Among the entries below, find the lines with "count" and copy them.

DATA RECORDS
****
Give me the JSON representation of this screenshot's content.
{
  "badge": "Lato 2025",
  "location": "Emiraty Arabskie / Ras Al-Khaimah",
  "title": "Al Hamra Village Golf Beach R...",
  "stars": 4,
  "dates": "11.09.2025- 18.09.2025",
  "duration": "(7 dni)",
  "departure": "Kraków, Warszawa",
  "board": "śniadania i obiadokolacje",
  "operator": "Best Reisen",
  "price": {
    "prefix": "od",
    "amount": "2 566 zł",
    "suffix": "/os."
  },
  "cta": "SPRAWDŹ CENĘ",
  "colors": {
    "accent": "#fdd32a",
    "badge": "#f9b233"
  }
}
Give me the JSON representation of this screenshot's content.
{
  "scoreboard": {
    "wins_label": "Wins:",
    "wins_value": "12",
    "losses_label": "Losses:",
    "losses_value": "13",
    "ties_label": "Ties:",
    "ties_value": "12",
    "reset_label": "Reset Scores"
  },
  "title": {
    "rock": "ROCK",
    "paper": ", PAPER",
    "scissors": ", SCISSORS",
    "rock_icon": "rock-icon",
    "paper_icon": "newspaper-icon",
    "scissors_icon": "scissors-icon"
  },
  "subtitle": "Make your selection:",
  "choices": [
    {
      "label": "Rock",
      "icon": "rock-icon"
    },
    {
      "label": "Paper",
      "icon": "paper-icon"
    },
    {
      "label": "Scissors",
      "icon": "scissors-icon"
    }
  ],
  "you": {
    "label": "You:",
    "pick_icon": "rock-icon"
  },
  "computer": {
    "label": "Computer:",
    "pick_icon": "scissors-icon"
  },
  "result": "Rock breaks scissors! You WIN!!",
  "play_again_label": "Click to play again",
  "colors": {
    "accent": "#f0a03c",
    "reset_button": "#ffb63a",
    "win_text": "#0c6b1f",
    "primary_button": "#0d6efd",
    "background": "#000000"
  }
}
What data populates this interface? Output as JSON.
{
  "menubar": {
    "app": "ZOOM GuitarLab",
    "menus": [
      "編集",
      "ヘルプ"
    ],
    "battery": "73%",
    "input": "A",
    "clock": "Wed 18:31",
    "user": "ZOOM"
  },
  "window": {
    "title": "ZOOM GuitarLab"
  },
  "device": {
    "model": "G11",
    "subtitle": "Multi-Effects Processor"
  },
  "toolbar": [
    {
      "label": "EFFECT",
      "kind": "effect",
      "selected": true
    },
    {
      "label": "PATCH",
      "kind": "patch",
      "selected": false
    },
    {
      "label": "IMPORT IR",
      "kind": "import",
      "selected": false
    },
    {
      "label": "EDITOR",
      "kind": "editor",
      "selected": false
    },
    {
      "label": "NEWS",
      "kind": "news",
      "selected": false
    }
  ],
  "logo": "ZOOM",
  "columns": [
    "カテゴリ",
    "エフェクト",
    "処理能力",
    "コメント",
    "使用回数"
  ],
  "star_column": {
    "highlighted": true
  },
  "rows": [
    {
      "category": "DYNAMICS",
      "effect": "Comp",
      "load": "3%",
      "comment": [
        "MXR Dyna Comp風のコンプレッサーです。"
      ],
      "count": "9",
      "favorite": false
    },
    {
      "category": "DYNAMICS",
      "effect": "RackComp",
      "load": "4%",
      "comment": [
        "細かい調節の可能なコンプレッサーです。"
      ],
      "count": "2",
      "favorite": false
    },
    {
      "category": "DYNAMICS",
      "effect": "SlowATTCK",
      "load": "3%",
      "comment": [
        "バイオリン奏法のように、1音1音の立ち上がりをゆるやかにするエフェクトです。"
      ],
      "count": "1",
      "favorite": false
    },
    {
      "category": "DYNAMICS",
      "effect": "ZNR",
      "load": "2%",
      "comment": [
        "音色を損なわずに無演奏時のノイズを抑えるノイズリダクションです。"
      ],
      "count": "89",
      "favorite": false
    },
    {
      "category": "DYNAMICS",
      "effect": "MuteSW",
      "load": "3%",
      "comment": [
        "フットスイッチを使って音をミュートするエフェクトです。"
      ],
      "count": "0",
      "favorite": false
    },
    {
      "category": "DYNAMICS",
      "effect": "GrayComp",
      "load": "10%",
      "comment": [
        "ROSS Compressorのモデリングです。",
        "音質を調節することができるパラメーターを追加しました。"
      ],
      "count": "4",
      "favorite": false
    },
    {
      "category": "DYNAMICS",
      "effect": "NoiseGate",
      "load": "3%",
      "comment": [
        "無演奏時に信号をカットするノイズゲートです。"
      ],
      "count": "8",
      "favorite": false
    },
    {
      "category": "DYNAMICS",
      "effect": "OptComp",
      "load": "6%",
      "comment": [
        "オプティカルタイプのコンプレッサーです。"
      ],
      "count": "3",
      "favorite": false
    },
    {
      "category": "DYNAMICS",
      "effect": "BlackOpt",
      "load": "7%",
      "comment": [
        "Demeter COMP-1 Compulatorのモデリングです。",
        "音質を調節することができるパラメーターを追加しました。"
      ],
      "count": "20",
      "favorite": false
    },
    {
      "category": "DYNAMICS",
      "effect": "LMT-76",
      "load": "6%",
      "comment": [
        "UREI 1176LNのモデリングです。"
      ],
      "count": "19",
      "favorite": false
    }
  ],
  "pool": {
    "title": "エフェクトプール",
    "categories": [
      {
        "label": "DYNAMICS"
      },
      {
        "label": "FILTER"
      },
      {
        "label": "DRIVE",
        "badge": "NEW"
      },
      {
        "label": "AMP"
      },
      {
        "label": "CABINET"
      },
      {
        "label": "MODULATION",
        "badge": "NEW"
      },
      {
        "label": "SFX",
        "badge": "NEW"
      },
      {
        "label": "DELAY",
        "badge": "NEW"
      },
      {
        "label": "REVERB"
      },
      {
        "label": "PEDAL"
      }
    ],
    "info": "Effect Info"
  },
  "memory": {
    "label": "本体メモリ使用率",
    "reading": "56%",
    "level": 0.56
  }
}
****
RESPONSE TO THE EXERCISE
      "count": "9",
      "count": "2",
      "count": "1",
      "count": "89",
      "count": "0",
      "count": "4",
      "count": "8",
      "count": "3",
      "count": "20",
      "count": "19",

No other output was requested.